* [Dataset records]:
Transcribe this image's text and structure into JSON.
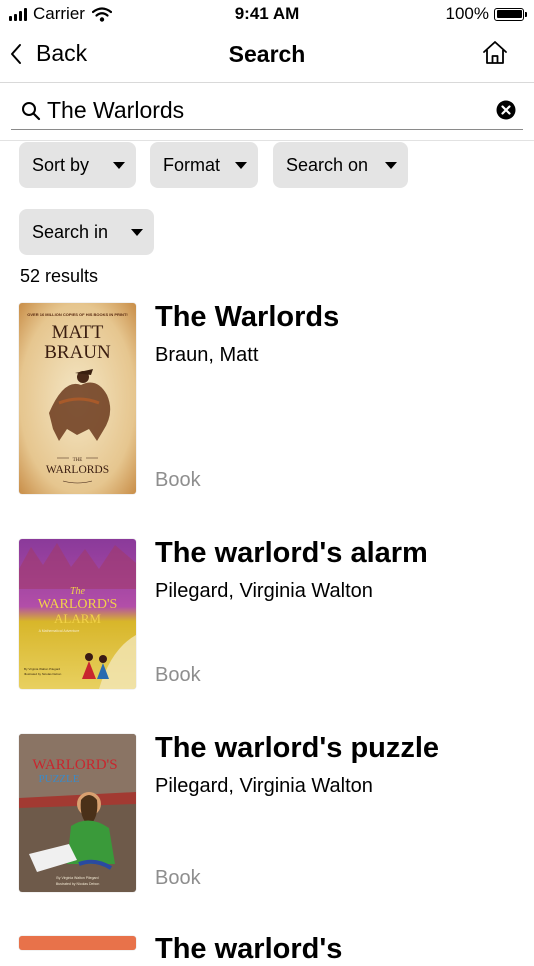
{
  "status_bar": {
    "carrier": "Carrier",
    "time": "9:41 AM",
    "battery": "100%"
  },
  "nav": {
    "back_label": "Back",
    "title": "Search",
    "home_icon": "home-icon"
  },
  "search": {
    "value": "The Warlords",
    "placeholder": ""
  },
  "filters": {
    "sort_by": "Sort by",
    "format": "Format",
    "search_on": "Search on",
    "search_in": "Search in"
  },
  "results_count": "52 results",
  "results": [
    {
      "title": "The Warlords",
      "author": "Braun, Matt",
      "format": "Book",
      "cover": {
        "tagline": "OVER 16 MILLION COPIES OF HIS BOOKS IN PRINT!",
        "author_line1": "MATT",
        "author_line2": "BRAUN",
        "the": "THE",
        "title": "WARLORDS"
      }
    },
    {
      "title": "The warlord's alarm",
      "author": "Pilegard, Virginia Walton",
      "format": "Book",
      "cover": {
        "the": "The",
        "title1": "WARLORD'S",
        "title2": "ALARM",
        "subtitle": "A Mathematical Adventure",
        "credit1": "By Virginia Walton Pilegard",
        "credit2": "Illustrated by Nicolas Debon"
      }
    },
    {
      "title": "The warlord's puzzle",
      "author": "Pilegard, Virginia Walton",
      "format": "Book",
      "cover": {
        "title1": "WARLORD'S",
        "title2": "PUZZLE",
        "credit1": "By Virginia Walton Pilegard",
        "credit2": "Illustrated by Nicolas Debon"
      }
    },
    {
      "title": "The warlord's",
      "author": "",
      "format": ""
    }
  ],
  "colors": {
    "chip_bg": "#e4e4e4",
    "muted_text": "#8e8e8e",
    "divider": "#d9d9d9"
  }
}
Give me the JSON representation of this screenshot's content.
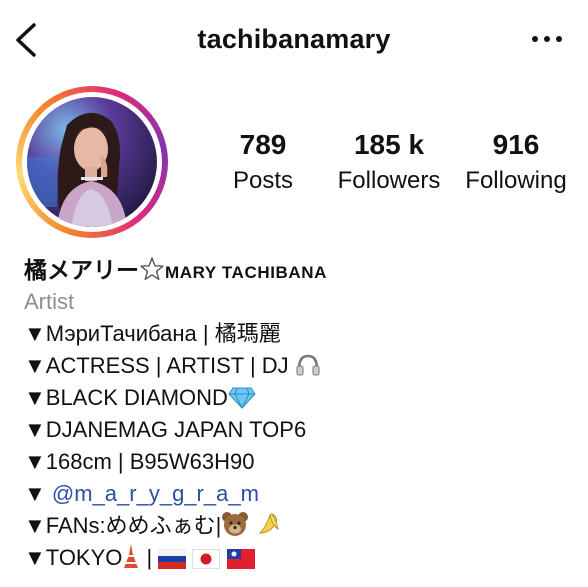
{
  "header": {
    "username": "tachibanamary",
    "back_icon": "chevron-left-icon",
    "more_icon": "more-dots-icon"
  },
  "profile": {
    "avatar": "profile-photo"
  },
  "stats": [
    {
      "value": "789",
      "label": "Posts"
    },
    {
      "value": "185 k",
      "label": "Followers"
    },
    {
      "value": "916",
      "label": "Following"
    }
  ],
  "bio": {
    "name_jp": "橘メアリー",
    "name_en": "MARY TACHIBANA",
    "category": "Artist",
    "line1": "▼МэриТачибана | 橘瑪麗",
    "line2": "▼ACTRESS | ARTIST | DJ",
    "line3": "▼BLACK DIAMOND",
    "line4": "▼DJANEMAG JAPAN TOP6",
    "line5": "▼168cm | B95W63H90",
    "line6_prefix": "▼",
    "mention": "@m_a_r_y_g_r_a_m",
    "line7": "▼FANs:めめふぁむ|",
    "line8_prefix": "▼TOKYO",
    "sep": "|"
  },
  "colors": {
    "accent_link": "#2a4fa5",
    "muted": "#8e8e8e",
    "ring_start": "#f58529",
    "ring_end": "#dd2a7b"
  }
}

* [PROBLEM STATEMENT]:
Return the whole listing, word for word, and leave out every picture.

* [COMPLETE ANSWER]:
Transcribe this image's text and structure into JSON.
{
  "status_bar": {
    "carrier": "Carrier",
    "time": "9:41 AM",
    "battery": "100%"
  },
  "nav": {
    "back_label": "Back",
    "title": "Search",
    "home_icon": "home-icon"
  },
  "search": {
    "value": "The Warlords",
    "placeholder": ""
  },
  "filters": {
    "sort_by": "Sort by",
    "format": "Format",
    "search_on": "Search on",
    "search_in": "Search in"
  },
  "results_count": "52 results",
  "results": [
    {
      "title": "The Warlords",
      "author": "Braun, Matt",
      "format": "Book",
      "cover": {
        "tagline": "OVER 16 MILLION COPIES OF HIS BOOKS IN PRINT!",
        "author_line1": "MATT",
        "author_line2": "BRAUN",
        "the": "THE",
        "title": "WARLORDS"
      }
    },
    {
      "title": "The warlord's alarm",
      "author": "Pilegard, Virginia Walton",
      "format": "Book",
      "cover": {
        "the": "The",
        "title1": "WARLORD'S",
        "title2": "ALARM",
        "subtitle": "A Mathematical Adventure",
        "credit1": "By Virginia Walton Pilegard",
        "credit2": "Illustrated by Nicolas Debon"
      }
    },
    {
      "title": "The warlord's puzzle",
      "author": "Pilegard, Virginia Walton",
      "format": "Book",
      "cover": {
        "title1": "WARLORD'S",
        "title2": "PUZZLE",
        "credit1": "By Virginia Walton Pilegard",
        "credit2": "Illustrated by Nicolas Debon"
      }
    },
    {
      "title": "The warlord's",
      "author": "",
      "format": ""
    }
  ],
  "colors": {
    "chip_bg": "#e4e4e4",
    "muted_text": "#8e8e8e",
    "divider": "#d9d9d9"
  }
}
Give me the JSON representation of this screenshot's content.
{
  "header": {
    "username": "tachibanamary",
    "back_icon": "chevron-left-icon",
    "more_icon": "more-dots-icon"
  },
  "profile": {
    "avatar": "profile-photo"
  },
  "stats": [
    {
      "value": "789",
      "label": "Posts"
    },
    {
      "value": "185 k",
      "label": "Followers"
    },
    {
      "value": "916",
      "label": "Following"
    }
  ],
  "bio": {
    "name_jp": "橘メアリー",
    "name_en": "MARY TACHIBANA",
    "category": "Artist",
    "line1": "▼МэриТачибана | 橘瑪麗",
    "line2": "▼ACTRESS | ARTIST | DJ",
    "line3": "▼BLACK DIAMOND",
    "line4": "▼DJANEMAG JAPAN TOP6",
    "line5": "▼168cm | B95W63H90",
    "line6_prefix": "▼",
    "mention": "@m_a_r_y_g_r_a_m",
    "line7": "▼FANs:めめふぁむ|",
    "line8_prefix": "▼TOKYO",
    "sep": "|"
  },
  "colors": {
    "accent_link": "#2a4fa5",
    "muted": "#8e8e8e",
    "ring_start": "#f58529",
    "ring_end": "#dd2a7b"
  }
}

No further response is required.